• Goal: Copy each line below that contains "colors".

(Dataset items)
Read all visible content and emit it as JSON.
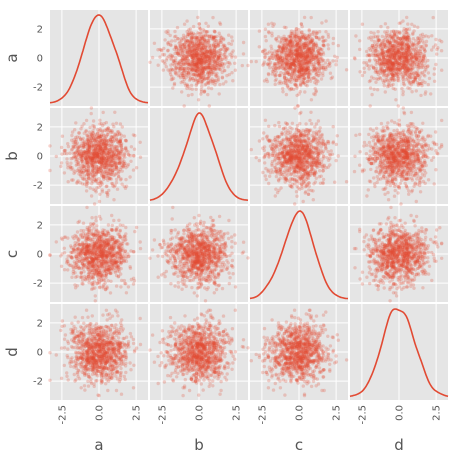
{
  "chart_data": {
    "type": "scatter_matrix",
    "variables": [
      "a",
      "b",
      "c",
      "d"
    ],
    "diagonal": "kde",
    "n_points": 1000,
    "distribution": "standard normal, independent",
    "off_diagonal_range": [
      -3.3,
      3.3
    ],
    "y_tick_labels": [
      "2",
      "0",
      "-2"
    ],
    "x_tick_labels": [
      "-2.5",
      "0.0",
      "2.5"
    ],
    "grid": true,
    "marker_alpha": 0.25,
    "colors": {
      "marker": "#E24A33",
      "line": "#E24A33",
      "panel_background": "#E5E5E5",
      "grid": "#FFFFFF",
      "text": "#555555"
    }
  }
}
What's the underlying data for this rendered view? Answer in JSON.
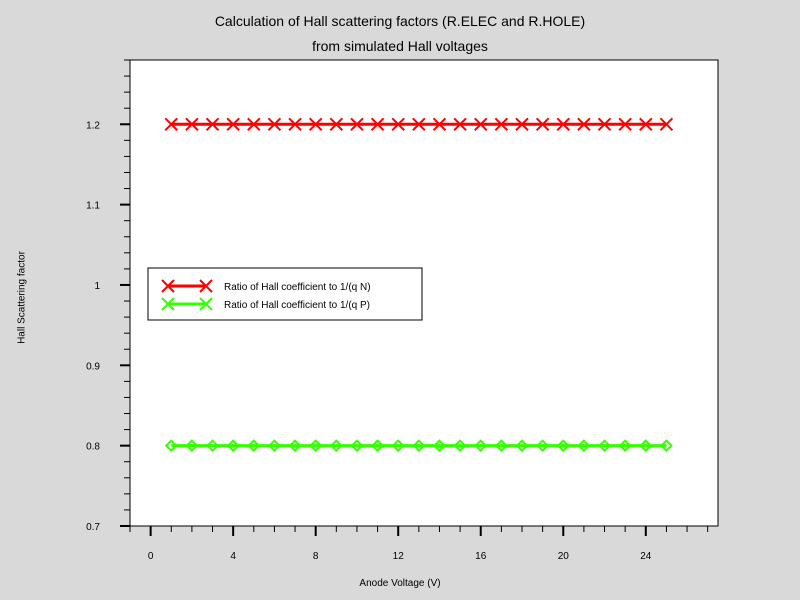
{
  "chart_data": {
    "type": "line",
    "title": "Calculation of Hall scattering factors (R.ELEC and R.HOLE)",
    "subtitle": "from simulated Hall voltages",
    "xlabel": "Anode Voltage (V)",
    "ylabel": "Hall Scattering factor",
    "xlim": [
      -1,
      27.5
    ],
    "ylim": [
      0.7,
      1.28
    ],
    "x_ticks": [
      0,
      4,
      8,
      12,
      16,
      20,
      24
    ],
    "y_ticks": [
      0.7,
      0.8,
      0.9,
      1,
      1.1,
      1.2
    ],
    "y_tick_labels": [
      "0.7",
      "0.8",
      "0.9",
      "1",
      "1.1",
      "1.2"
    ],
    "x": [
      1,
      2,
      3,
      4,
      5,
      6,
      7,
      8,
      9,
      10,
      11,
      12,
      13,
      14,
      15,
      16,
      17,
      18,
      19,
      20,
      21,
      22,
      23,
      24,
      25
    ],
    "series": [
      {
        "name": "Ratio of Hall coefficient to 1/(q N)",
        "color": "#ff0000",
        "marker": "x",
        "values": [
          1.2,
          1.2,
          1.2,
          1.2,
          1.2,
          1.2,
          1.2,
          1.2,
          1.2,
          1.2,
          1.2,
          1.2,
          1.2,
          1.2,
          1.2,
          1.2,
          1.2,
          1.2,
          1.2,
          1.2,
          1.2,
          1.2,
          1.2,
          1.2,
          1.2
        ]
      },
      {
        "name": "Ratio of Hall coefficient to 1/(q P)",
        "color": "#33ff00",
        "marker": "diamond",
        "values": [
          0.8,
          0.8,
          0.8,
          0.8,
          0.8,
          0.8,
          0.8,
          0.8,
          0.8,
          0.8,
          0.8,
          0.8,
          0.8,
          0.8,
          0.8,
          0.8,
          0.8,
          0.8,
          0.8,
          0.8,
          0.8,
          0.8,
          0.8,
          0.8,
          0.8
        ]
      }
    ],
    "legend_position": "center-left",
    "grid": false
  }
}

==

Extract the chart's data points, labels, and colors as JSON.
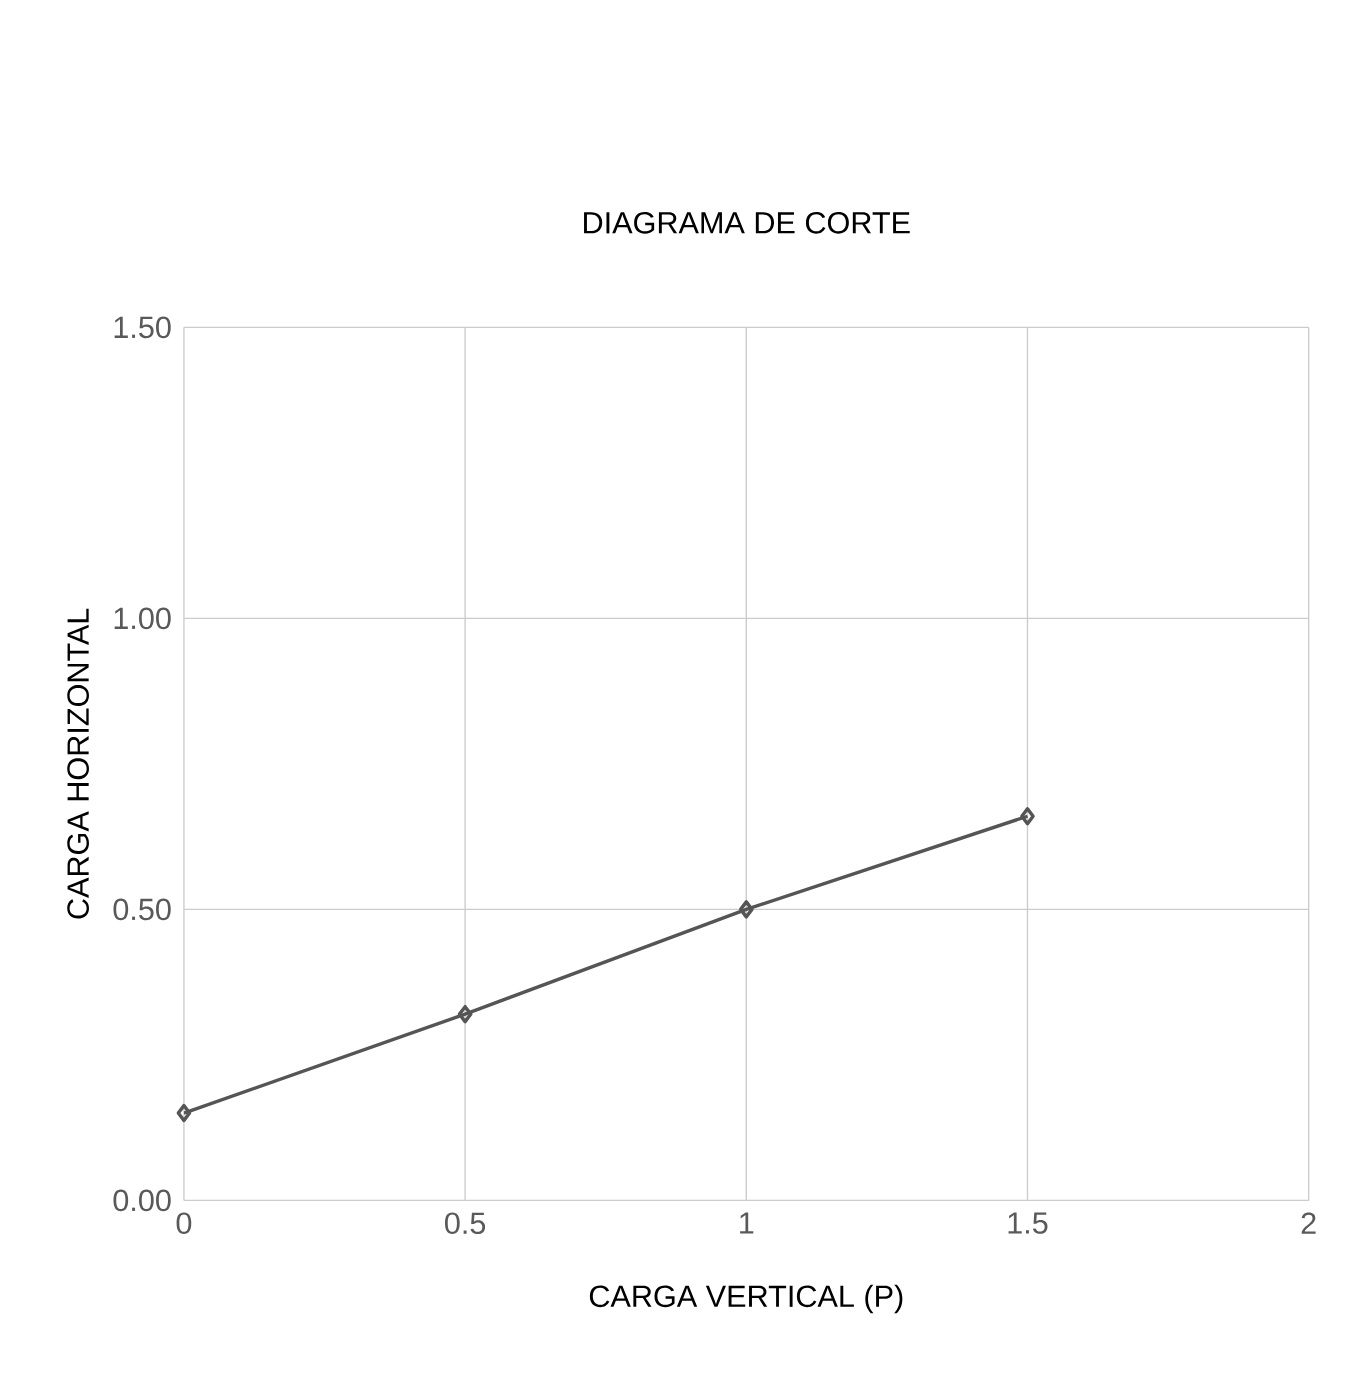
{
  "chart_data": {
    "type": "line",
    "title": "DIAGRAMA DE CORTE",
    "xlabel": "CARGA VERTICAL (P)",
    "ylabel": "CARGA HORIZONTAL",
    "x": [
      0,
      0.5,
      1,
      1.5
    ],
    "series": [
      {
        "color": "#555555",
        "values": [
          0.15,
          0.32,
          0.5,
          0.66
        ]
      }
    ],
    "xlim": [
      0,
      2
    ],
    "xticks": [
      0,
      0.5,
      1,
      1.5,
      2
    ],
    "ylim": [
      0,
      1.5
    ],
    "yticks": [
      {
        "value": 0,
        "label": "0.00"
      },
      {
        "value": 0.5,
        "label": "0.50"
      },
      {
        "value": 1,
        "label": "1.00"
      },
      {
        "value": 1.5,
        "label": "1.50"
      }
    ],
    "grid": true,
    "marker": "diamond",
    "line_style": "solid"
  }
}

• Finished answer:
    "colors": {
Extract the chart's data points, labels, and colors as JSON.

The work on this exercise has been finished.